LISTING.
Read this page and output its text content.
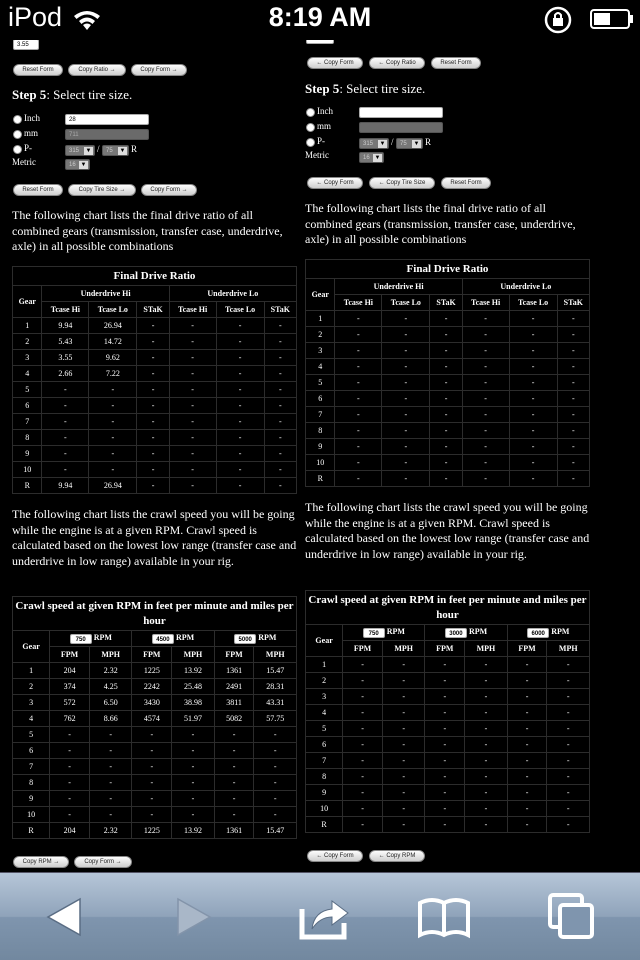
iPod	8:19 AM
3.55
Reset Form	Copy Ratio →	Copy Form →
Step 5: Select tire size.
Inch	28
mm	711
P-
Metric
315 ▼ /	75 ▼ R
16 ▼
Reset Form	Copy Tire Size →	Copy Form →
The following chart lists the final drive ratio of all combined gears (transmission, transfer case, underdrive, axle) in all possible combinations
Final Drive Ratio						
Gear	Underdrive Hi			Underdrive Lo		
	Tcase Hi	Tcase Lo	STaK	Tcase Hi	Tcase Lo	STaK
1	9.94	26.94	-	-	-	-
2	5.43	14.72	-	-	-	-
3	3.55	9.62	-	-	-	-
4	2.66	7.22	-	-	-	-
5	-	-	-	-	-	-
6	-	-	-	-	-	-
7	-	-	-	-	-	-
8	-	-	-	-	-	-
9	-	-	-	-	-	-
10	-	-	-	-	-	-
R	9.94	26.94	-	-	-	-
The following chart lists the crawl speed you will be going while the engine is at a given RPM. Crawl speed is calculated based on the lowest low range (transfer case and underdrive in low range) available in your rig.
Crawl speed at given RPM in feet per minute and miles per hour						
Gear	750 RPM		4500 RPM		5000 RPM	
	FPM	MPH	FPM	MPH	FPM	MPH
1	204	2.32	1225	13.92	1361	15.47
2	374	4.25	2242	25.48	2491	28.31
3	572	6.50	3430	38.98	3811	43.31
4	762	8.66	4574	51.97	5082	57.75
5	-	-	-	-	-	-
6	-	-	-	-	-	-
7	-	-	-	-	-	-
8	-	-	-	-	-	-
9	-	-	-	-	-	-
10	-	-	-	-	-	-
R	204	2.32	1225	13.92	1361	15.47
Copy RPM →	Copy Form →
← Copy Form	← Copy Ratio	Reset Form
Step 5: Select tire size.
Inch
mm
P-
Metric
315 ▼ /	75 ▼ R
16 ▼
← Copy Form	← Copy Tire Size	Reset Form
The following chart lists the final drive ratio of all combined gears (transmission, transfer case, underdrive, axle) in all possible combinations
Final Drive Ratio						
Gear	Underdrive Hi			Underdrive Lo		
	Tcase Hi	Tcase Lo	STaK	Tcase Hi	Tcase Lo	STaK
1	-	-	-	-	-	-
2	-	-	-	-	-	-
3	-	-	-	-	-	-
4	-	-	-	-	-	-
5	-	-	-	-	-	-
6	-	-	-	-	-	-
7	-	-	-	-	-	-
8	-	-	-	-	-	-
9	-	-	-	-	-	-
10	-	-	-	-	-	-
R	-	-	-	-	-	-
The following chart lists the crawl speed you will be going while the engine is at a given RPM. Crawl speed is calculated based on the lowest low range (transfer case and underdrive in low range) available in your rig.
Crawl speed at given RPM in feet per minute and miles per hour						
Gear	750 RPM		3000 RPM		6000 RPM	
	FPM	MPH	FPM	MPH	FPM	MPH
1	-	-	-	-	-	-
2	-	-	-	-	-	-
3	-	-	-	-	-	-
4	-	-	-	-	-	-
5	-	-	-	-	-	-
6	-	-	-	-	-	-
7	-	-	-	-	-	-
8	-	-	-	-	-	-
9	-	-	-	-	-	-
10	-	-	-	-	-	-
R	-	-	-	-	-	-
← Copy Form	← Copy RPM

DIRECTIONS. Gather from the data above every line with the string "Copy".

RESPONSE TO THIS TASK.
Reset Form	Copy Ratio →	Copy Form →
Reset Form	Copy Tire Size →	Copy Form →
Copy RPM →	Copy Form →
← Copy Form	← Copy Ratio	Reset Form
← Copy Form	← Copy Tire Size	Reset Form
← Copy Form	← Copy RPM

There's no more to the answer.